_Problem:_ Write out the entries below once more, exactly, with the pictures left out.

--- Material to process ---

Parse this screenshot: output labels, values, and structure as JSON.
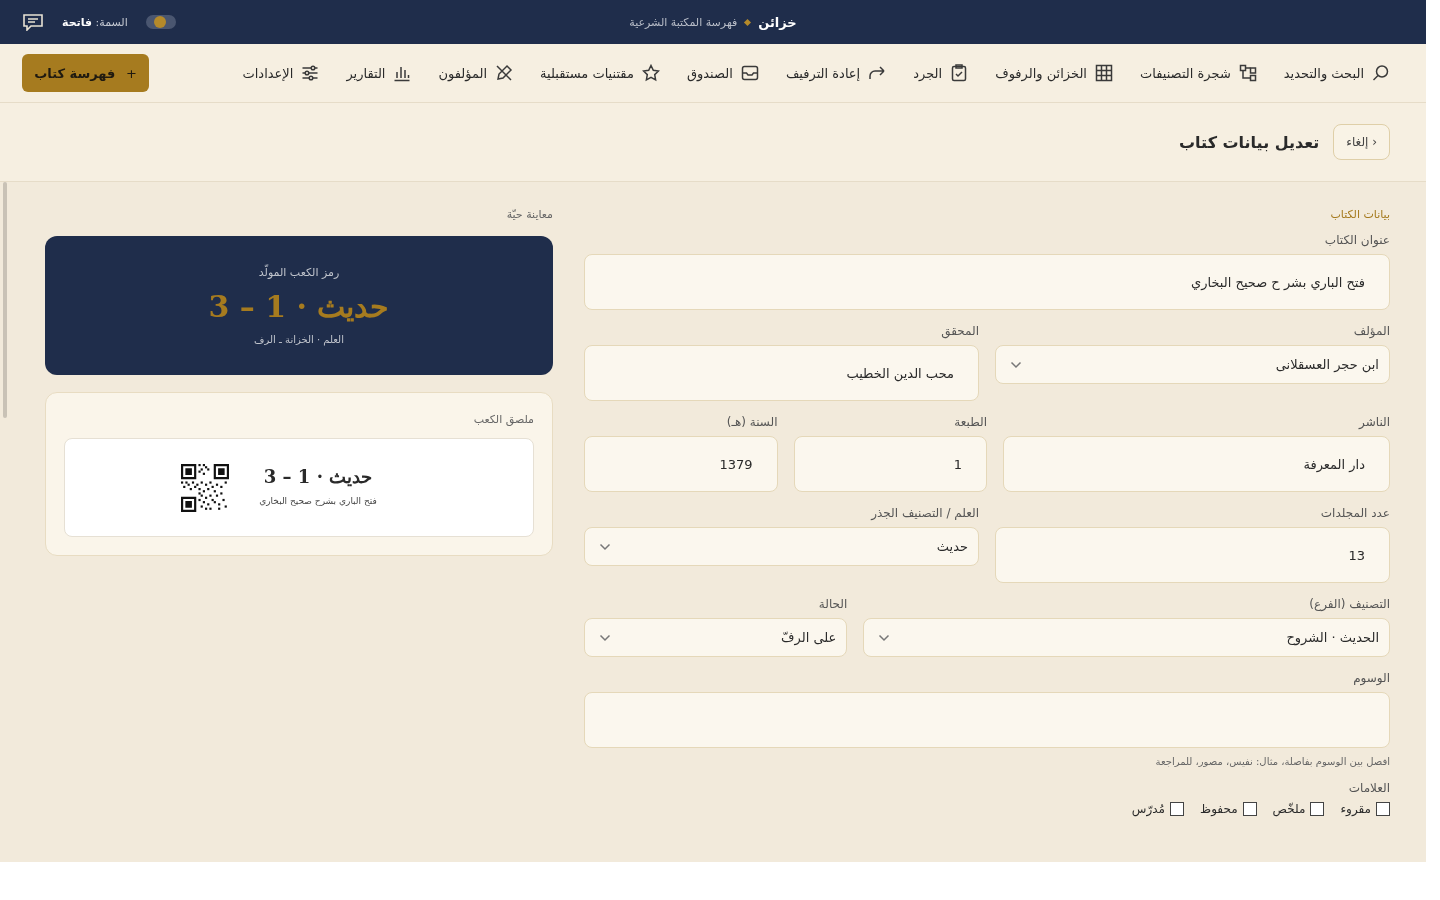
{
  "topbar": {
    "brand": "خزائن",
    "subtitle": "فهرسة المكتبة الشرعية",
    "theme_label": "السمة:",
    "theme_value": "فاتحة",
    "theme_toggle": {
      "on": false
    }
  },
  "nav": [
    {
      "label": "البحث والتحديد",
      "selected": false
    },
    {
      "label": "شجرة التصنيفات",
      "selected": false
    },
    {
      "label": "الخزائن والرفوف",
      "selected": false
    },
    {
      "label": "الجرد",
      "selected": false
    },
    {
      "label": "إعادة الترفيف",
      "selected": false
    },
    {
      "label": "الصندوق",
      "selected": false
    },
    {
      "label": "مقتنيات مستقبلية",
      "selected": false
    },
    {
      "label": "المؤلفون",
      "selected": false
    },
    {
      "label": "التقارير",
      "selected": false
    },
    {
      "label": "الإعدادات",
      "selected": false
    }
  ],
  "add_button": {
    "icon": "+",
    "label": "فهرسة كتاب"
  },
  "header": {
    "cancel": {
      "icon": "‹",
      "label": "إلغاء"
    },
    "title": "تعديل بيانات كتاب"
  },
  "form": {
    "section": "بيانات الكتاب",
    "rows": [
      [
        {
          "label": "عنوان الكتاب",
          "kind": "input",
          "value": "فتح الباري بشر ح صحيح البخاري"
        }
      ],
      [
        {
          "label": "المؤلف",
          "kind": "select",
          "value": "ابن حجر العسقلانى"
        },
        {
          "label": "المحقق",
          "kind": "input",
          "value": "محب الدين الخطيب"
        }
      ],
      [
        {
          "label": "الناشر",
          "kind": "input",
          "value": "دار المعرفة"
        },
        {
          "label": "الطبعة",
          "kind": "input",
          "value": "1"
        },
        {
          "label": "السنة (هـ)",
          "kind": "input",
          "value": "1379"
        }
      ],
      [
        {
          "label": "عدد المجلدات",
          "kind": "input",
          "value": "13"
        },
        {
          "label": "العلم / التصنيف الجذر",
          "kind": "select",
          "value": "حديث"
        }
      ],
      [
        {
          "label": "التصنيف (الفرع)",
          "kind": "select",
          "value": "الحديث · الشروح"
        },
        {
          "label": "الحالة",
          "kind": "select",
          "value": "على الرفّ"
        }
      ],
      [
        {
          "label": "الوسوم",
          "kind": "input",
          "hint": "افصل بين الوسوم بفاصلة، مثال: نفيس، مصور، للمراجعة"
        }
      ]
    ],
    "marks_label": "العلامات",
    "marks": [
      {
        "label": "مقروء",
        "checked": false
      },
      {
        "label": "ملخّص",
        "checked": false
      },
      {
        "label": "محفوظ",
        "checked": false
      },
      {
        "label": "مُدرّس",
        "checked": false
      }
    ]
  },
  "preview": {
    "label": "معاينة حيّة",
    "card": {
      "caption": "رمز الكعب المولّد",
      "code": "حديث · 1 – 3",
      "path": "العلم · الخزانة ـ الرف"
    },
    "spine": {
      "label": "ملصق الكعب",
      "code": "حديث · 1 – 3",
      "title": "فتح الباري بشرح صحيح البخاري"
    }
  }
}
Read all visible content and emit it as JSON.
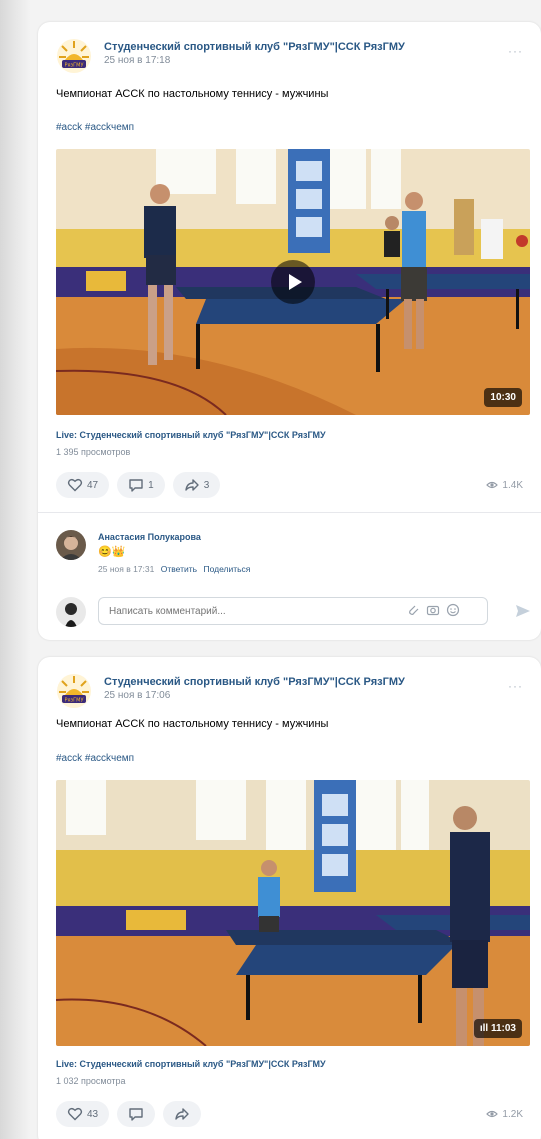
{
  "posts": [
    {
      "author": "Студенческий спортивный клуб \"РязГМУ\"|ССК РязГМУ",
      "date": "25 ноя в 17:18",
      "text": "Чемпионат АССК по настольному теннису - мужчины",
      "hashtags": "#ассk #ассkчемп",
      "video_duration": "10:30",
      "live_title": "Live: Студенческий спортивный клуб \"РязГМУ\"|ССК РязГМУ",
      "views_text": "1 395 просмотров",
      "likes": "47",
      "comments": "1",
      "shares": "3",
      "view_count": "1.4K"
    },
    {
      "author": "Студенческий спортивный клуб \"РязГМУ\"|ССК РязГМУ",
      "date": "25 ноя в 17:06",
      "text": "Чемпионат АССК по настольному теннису - мужчины",
      "hashtags": "#ассk #ассkчемп",
      "video_duration": "11:03",
      "live_title": "Live: Студенческий спортивный клуб \"РязГМУ\"|ССК РязГМУ",
      "views_text": "1 032 просмотра",
      "likes": "43",
      "comments": "",
      "shares": "",
      "view_count": "1.2K"
    }
  ],
  "comment": {
    "author": "Анастасия Полукарова",
    "emoji": "😊👑",
    "date": "25 ноя в 17:31",
    "reply": "Ответить",
    "share": "Поделиться"
  },
  "compose": {
    "placeholder": "Написать комментарий..."
  },
  "more_label": "···",
  "colors": {
    "link": "#2a5885",
    "muted": "#818c99",
    "action_bg": "#f0f2f5"
  }
}
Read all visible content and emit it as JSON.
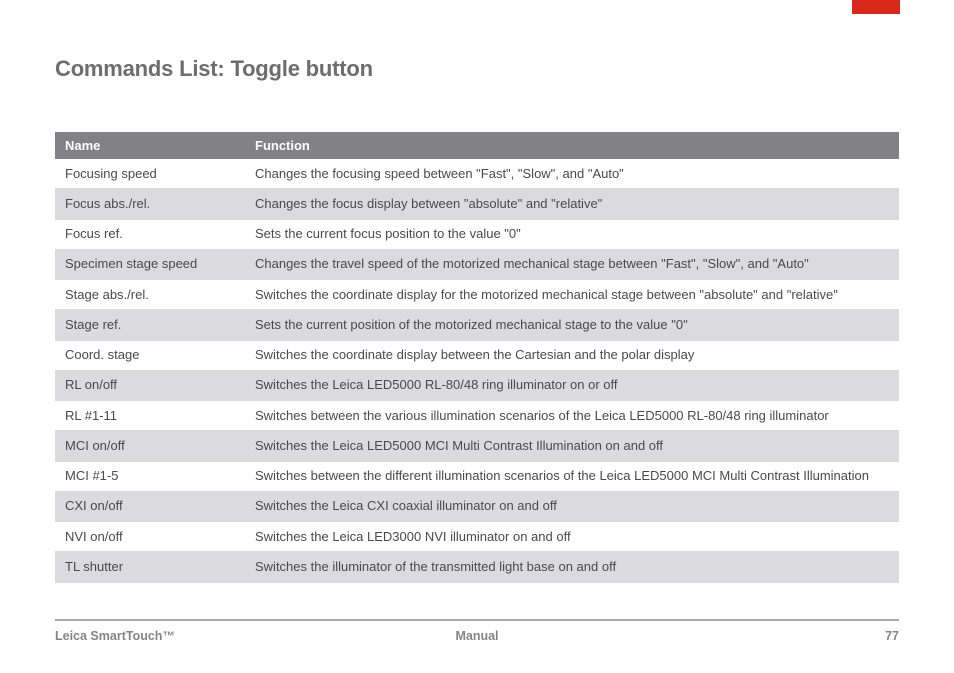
{
  "title": "Commands List: Toggle button",
  "table": {
    "headers": {
      "name": "Name",
      "function": "Function"
    },
    "rows": [
      {
        "name": "Focusing speed",
        "function": "Changes the focusing speed between \"Fast\", \"Slow\", and \"Auto\""
      },
      {
        "name": "Focus abs./rel.",
        "function": "Changes the focus display between \"absolute\" and \"relative\""
      },
      {
        "name": "Focus ref.",
        "function": "Sets the current focus position to the value \"0\""
      },
      {
        "name": "Specimen stage speed",
        "function": "Changes the travel speed of the motorized mechanical stage between \"Fast\", \"Slow\", and \"Auto\""
      },
      {
        "name": "Stage abs./rel.",
        "function": "Switches the coordinate display for the motorized mechanical stage between \"absolute\" and \"relative\""
      },
      {
        "name": "Stage ref.",
        "function": "Sets the current position of the motorized mechanical stage to the value \"0\""
      },
      {
        "name": "Coord. stage",
        "function": "Switches the coordinate display between the Cartesian and the polar display"
      },
      {
        "name": "RL on/off",
        "function": "Switches the Leica LED5000 RL-80/48 ring illuminator on or off"
      },
      {
        "name": "RL #1-11",
        "function": "Switches between the various illumination scenarios of the Leica LED5000 RL-80/48 ring illuminator"
      },
      {
        "name": "MCI on/off",
        "function": "Switches the Leica LED5000 MCI Multi Contrast Illumination on and off"
      },
      {
        "name": "MCI #1-5",
        "function": "Switches between the different illumination scenarios of the Leica LED5000 MCI Multi Contrast Illumination"
      },
      {
        "name": "CXI on/off",
        "function": "Switches the Leica CXI coaxial illuminator on and off"
      },
      {
        "name": "NVI on/off",
        "function": "Switches the Leica LED3000 NVI illuminator on and off"
      },
      {
        "name": "TL shutter",
        "function": "Switches the illuminator of the transmitted light base on and off"
      }
    ]
  },
  "footer": {
    "left": "Leica SmartTouch™",
    "center": "Manual",
    "right": "77"
  }
}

---

_Output of the exercise:_
Parse this screenshot: output labels, values, and structure as JSON.
{
  "topbar": {
    "brand": "خزائن",
    "subtitle": "فهرسة المكتبة الشرعية",
    "theme_label": "السمة:",
    "theme_value": "فاتحة",
    "theme_toggle": {
      "on": false
    }
  },
  "nav": [
    {
      "label": "البحث والتحديد",
      "selected": false
    },
    {
      "label": "شجرة التصنيفات",
      "selected": false
    },
    {
      "label": "الخزائن والرفوف",
      "selected": false
    },
    {
      "label": "الجرد",
      "selected": false
    },
    {
      "label": "إعادة الترفيف",
      "selected": false
    },
    {
      "label": "الصندوق",
      "selected": false
    },
    {
      "label": "مقتنيات مستقبلية",
      "selected": false
    },
    {
      "label": "المؤلفون",
      "selected": false
    },
    {
      "label": "التقارير",
      "selected": false
    },
    {
      "label": "الإعدادات",
      "selected": false
    }
  ],
  "add_button": {
    "icon": "+",
    "label": "فهرسة كتاب"
  },
  "header": {
    "cancel": {
      "icon": "‹",
      "label": "إلغاء"
    },
    "title": "تعديل بيانات كتاب"
  },
  "form": {
    "section": "بيانات الكتاب",
    "rows": [
      [
        {
          "label": "عنوان الكتاب",
          "kind": "input",
          "value": "فتح الباري بشر ح صحيح البخاري"
        }
      ],
      [
        {
          "label": "المؤلف",
          "kind": "select",
          "value": "ابن حجر العسقلانى"
        },
        {
          "label": "المحقق",
          "kind": "input",
          "value": "محب الدين الخطيب"
        }
      ],
      [
        {
          "label": "الناشر",
          "kind": "input",
          "value": "دار المعرفة"
        },
        {
          "label": "الطبعة",
          "kind": "input",
          "value": "1"
        },
        {
          "label": "السنة (هـ)",
          "kind": "input",
          "value": "1379"
        }
      ],
      [
        {
          "label": "عدد المجلدات",
          "kind": "input",
          "value": "13"
        },
        {
          "label": "العلم / التصنيف الجذر",
          "kind": "select",
          "value": "حديث"
        }
      ],
      [
        {
          "label": "التصنيف (الفرع)",
          "kind": "select",
          "value": "الحديث · الشروح"
        },
        {
          "label": "الحالة",
          "kind": "select",
          "value": "على الرفّ"
        }
      ],
      [
        {
          "label": "الوسوم",
          "kind": "input",
          "hint": "افصل بين الوسوم بفاصلة، مثال: نفيس، مصور، للمراجعة"
        }
      ]
    ],
    "marks_label": "العلامات",
    "marks": [
      {
        "label": "مقروء",
        "checked": false
      },
      {
        "label": "ملخّص",
        "checked": false
      },
      {
        "label": "محفوظ",
        "checked": false
      },
      {
        "label": "مُدرّس",
        "checked": false
      }
    ]
  },
  "preview": {
    "label": "معاينة حيّة",
    "card": {
      "caption": "رمز الكعب المولّد",
      "code": "حديث · 1 – 3",
      "path": "العلم · الخزانة ـ الرف"
    },
    "spine": {
      "label": "ملصق الكعب",
      "code": "حديث · 1 – 3",
      "title": "فتح الباري بشرح صحيح البخاري"
    }
  }
}
Read all visible content and emit it as JSON.
{
  "posts": [
    {
      "author": "Студенческий спортивный клуб \"РязГМУ\"|ССК РязГМУ",
      "date": "25 ноя в 17:18",
      "text": "Чемпионат АССК по настольному теннису - мужчины",
      "hashtags": "#ассk #ассkчемп",
      "video_duration": "10:30",
      "live_title": "Live: Студенческий спортивный клуб \"РязГМУ\"|ССК РязГМУ",
      "views_text": "1 395 просмотров",
      "likes": "47",
      "comments": "1",
      "shares": "3",
      "view_count": "1.4K"
    },
    {
      "author": "Студенческий спортивный клуб \"РязГМУ\"|ССК РязГМУ",
      "date": "25 ноя в 17:06",
      "text": "Чемпионат АССК по настольному теннису - мужчины",
      "hashtags": "#ассk #ассkчемп",
      "video_duration": "11:03",
      "live_title": "Live: Студенческий спортивный клуб \"РязГМУ\"|ССК РязГМУ",
      "views_text": "1 032 просмотра",
      "likes": "43",
      "comments": "",
      "shares": "",
      "view_count": "1.2K"
    }
  ],
  "comment": {
    "author": "Анастасия Полукарова",
    "emoji": "😊👑",
    "date": "25 ноя в 17:31",
    "reply": "Ответить",
    "share": "Поделиться"
  },
  "compose": {
    "placeholder": "Написать комментарий..."
  },
  "more_label": "···",
  "colors": {
    "link": "#2a5885",
    "muted": "#818c99",
    "action_bg": "#f0f2f5"
  }
}
Read all visible content and emit it as JSON.
{
  "title": "Commands List: Toggle button",
  "table": {
    "headers": {
      "name": "Name",
      "function": "Function"
    },
    "rows": [
      {
        "name": "Focusing speed",
        "function": "Changes the focusing speed between \"Fast\", \"Slow\", and \"Auto\""
      },
      {
        "name": "Focus abs./rel.",
        "function": "Changes the focus display between \"absolute\" and \"relative\""
      },
      {
        "name": "Focus ref.",
        "function": "Sets the current focus position to the value \"0\""
      },
      {
        "name": "Specimen stage speed",
        "function": "Changes the travel speed of the motorized mechanical stage between \"Fast\", \"Slow\", and \"Auto\""
      },
      {
        "name": "Stage abs./rel.",
        "function": "Switches the coordinate display for the motorized mechanical stage between \"absolute\" and \"relative\""
      },
      {
        "name": "Stage ref.",
        "function": "Sets the current position of the motorized mechanical stage to the value \"0\""
      },
      {
        "name": "Coord. stage",
        "function": "Switches the coordinate display between the Cartesian and the polar display"
      },
      {
        "name": "RL on/off",
        "function": "Switches the Leica LED5000 RL-80/48 ring illuminator on or off"
      },
      {
        "name": "RL #1-11",
        "function": "Switches between the various illumination scenarios of the Leica LED5000 RL-80/48 ring illuminator"
      },
      {
        "name": "MCI on/off",
        "function": "Switches the Leica LED5000 MCI Multi Contrast Illumination on and off"
      },
      {
        "name": "MCI #1-5",
        "function": "Switches between the different illumination scenarios of the Leica LED5000 MCI Multi Contrast Illumination"
      },
      {
        "name": "CXI on/off",
        "function": "Switches the Leica CXI coaxial illuminator on and off"
      },
      {
        "name": "NVI on/off",
        "function": "Switches the Leica LED3000 NVI illuminator on and off"
      },
      {
        "name": "TL shutter",
        "function": "Switches the illuminator of the transmitted light base on and off"
      }
    ]
  },
  "footer": {
    "left": "Leica SmartTouch™",
    "center": "Manual",
    "right": "77"
  }
}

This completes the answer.